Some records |

+---+

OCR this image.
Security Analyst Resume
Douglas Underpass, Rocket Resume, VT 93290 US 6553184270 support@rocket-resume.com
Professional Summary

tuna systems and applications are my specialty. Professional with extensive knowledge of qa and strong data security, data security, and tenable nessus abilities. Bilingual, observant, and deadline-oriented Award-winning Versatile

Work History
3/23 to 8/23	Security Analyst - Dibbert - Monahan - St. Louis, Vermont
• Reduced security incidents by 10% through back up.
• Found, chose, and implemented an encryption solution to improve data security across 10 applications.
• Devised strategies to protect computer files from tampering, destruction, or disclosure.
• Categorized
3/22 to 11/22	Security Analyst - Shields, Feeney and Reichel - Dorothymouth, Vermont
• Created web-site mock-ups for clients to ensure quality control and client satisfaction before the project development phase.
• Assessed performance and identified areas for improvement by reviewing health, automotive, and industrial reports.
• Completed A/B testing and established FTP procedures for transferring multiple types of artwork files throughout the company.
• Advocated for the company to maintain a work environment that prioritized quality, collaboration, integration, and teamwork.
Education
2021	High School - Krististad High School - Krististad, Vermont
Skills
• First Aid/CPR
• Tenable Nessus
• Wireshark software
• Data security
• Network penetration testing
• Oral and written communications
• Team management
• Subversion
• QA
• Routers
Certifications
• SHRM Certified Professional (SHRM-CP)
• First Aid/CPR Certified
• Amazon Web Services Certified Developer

+---+

WHAT YOU WILL DO | Print the whole listing exactly as it is.

WRITTEN ANSWER |
OCR this image.
Security Analyst Resume
Douglas Underpass, Rocket Resume, VT 93290 US 6553184270 support@rocket-resume.com
Professional Summary

tuna systems and applications are my specialty. Professional with extensive knowledge of qa and strong data security, data security, and tenable nessus abilities. Bilingual, observant, and deadline-oriented Award-winning Versatile

Work History
3/23 to 8/23	Security Analyst - Dibbert - Monahan - St. Louis, Vermont
• Reduced security incidents by 10% through back up.
• Found, chose, and implemented an encryption solution to improve data security across 10 applications.
• Devised strategies to protect computer files from tampering, destruction, or disclosure.
• Categorized
3/22 to 11/22	Security Analyst - Shields, Feeney and Reichel - Dorothymouth, Vermont
• Created web-site mock-ups for clients to ensure quality control and client satisfaction before the project development phase.
• Assessed performance and identified areas for improvement by reviewing health, automotive, and industrial reports.
• Completed A/B testing and established FTP procedures for transferring multiple types of artwork files throughout the company.
• Advocated for the company to maintain a work environment that prioritized quality, collaboration, integration, and teamwork.
Education
2021	High School - Krististad High School - Krististad, Vermont
Skills
• First Aid/CPR
• Tenable Nessus
• Wireshark software
• Data security
• Network penetration testing
• Oral and written communications
• Team management
• Subversion
• QA
• Routers
Certifications
• SHRM Certified Professional (SHRM-CP)
• First Aid/CPR Certified
• Amazon Web Services Certified Developer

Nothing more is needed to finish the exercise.